GOAL OF THE EXERCISE
Could every line of the data be printed exactly as it reads?

::::::::::

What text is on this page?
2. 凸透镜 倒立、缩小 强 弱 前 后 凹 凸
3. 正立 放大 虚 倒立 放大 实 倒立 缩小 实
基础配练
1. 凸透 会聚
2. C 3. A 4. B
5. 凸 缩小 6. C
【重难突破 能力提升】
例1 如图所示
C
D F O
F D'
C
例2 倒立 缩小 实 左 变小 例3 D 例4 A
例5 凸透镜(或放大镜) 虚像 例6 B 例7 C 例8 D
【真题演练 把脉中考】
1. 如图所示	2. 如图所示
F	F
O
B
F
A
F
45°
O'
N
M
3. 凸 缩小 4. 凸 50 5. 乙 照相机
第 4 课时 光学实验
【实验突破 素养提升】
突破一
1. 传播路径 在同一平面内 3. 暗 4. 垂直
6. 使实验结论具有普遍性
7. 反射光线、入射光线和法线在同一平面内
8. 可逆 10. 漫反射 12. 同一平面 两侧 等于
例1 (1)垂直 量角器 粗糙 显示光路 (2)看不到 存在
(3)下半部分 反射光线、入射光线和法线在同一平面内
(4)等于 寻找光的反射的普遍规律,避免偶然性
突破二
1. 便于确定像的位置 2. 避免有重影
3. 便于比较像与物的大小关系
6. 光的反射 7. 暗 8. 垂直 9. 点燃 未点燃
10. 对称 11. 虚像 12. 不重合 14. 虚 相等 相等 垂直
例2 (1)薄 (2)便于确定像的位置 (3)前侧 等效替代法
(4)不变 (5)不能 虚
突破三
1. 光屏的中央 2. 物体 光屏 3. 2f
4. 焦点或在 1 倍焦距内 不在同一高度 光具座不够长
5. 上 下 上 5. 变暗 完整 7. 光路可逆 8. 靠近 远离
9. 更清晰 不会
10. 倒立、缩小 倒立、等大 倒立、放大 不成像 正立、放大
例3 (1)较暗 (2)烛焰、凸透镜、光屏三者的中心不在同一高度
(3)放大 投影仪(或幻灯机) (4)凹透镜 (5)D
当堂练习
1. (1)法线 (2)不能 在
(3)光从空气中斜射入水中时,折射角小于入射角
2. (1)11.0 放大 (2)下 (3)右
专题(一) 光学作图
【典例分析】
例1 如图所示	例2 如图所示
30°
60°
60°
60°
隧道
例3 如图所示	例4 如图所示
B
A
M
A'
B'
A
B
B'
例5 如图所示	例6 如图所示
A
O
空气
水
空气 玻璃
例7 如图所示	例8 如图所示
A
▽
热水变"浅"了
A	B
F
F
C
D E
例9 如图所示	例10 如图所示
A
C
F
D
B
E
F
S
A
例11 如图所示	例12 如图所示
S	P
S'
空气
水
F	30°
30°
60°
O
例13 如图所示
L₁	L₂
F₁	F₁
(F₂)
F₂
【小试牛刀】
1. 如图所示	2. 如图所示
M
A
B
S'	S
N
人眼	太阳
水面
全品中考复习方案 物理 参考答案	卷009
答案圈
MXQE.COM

::::::::::

COMPLETED TASK
What text is on this page?
2. 凸透镜 倒立、缩小 强 弱 前 后 凹 凸
3. 正立 放大 虚 倒立 放大 实 倒立 缩小 实
基础配练
1. 凸透 会聚
2. C 3. A 4. B
5. 凸 缩小 6. C
【重难突破 能力提升】
例1 如图所示
C
D F O
F D'
C
例2 倒立 缩小 实 左 变小 例3 D 例4 A
例5 凸透镜(或放大镜) 虚像 例6 B 例7 C 例8 D
【真题演练 把脉中考】
1. 如图所示	2. 如图所示
F	F
O
B
F
A
F
45°
O'
N
M
3. 凸 缩小 4. 凸 50 5. 乙 照相机
第 4 课时 光学实验
【实验突破 素养提升】
突破一
1. 传播路径 在同一平面内 3. 暗 4. 垂直
6. 使实验结论具有普遍性
7. 反射光线、入射光线和法线在同一平面内
8. 可逆 10. 漫反射 12. 同一平面 两侧 等于
例1 (1)垂直 量角器 粗糙 显示光路 (2)看不到 存在
(3)下半部分 反射光线、入射光线和法线在同一平面内
(4)等于 寻找光的反射的普遍规律,避免偶然性
突破二
1. 便于确定像的位置 2. 避免有重影
3. 便于比较像与物的大小关系
6. 光的反射 7. 暗 8. 垂直 9. 点燃 未点燃
10. 对称 11. 虚像 12. 不重合 14. 虚 相等 相等 垂直
例2 (1)薄 (2)便于确定像的位置 (3)前侧 等效替代法
(4)不变 (5)不能 虚
突破三
1. 光屏的中央 2. 物体 光屏 3. 2f
4. 焦点或在 1 倍焦距内 不在同一高度 光具座不够长
5. 上 下 上 5. 变暗 完整 7. 光路可逆 8. 靠近 远离
9. 更清晰 不会
10. 倒立、缩小 倒立、等大 倒立、放大 不成像 正立、放大
例3 (1)较暗 (2)烛焰、凸透镜、光屏三者的中心不在同一高度
(3)放大 投影仪(或幻灯机) (4)凹透镜 (5)D
当堂练习
1. (1)法线 (2)不能 在
(3)光从空气中斜射入水中时,折射角小于入射角
2. (1)11.0 放大 (2)下 (3)右
专题(一) 光学作图
【典例分析】
例1 如图所示	例2 如图所示
30°
60°
60°
60°
隧道
例3 如图所示	例4 如图所示
B
A
M
A'
B'
A
B
B'
例5 如图所示	例6 如图所示
A
O
空气
水
空气 玻璃
例7 如图所示	例8 如图所示
A
▽
热水变"浅"了
A	B
F
F
C
D E
例9 如图所示	例10 如图所示
A
C
F
D
B
E
F
S
A
例11 如图所示	例12 如图所示
S	P
S'
空气
水
F	30°
30°
60°
O
例13 如图所示
L₁	L₂
F₁	F₁
(F₂)
F₂
【小试牛刀】
1. 如图所示	2. 如图所示
M
A
B
S'	S
N
人眼	太阳
水面
全品中考复习方案 物理 参考答案	卷009
答案圈
MXQE.COM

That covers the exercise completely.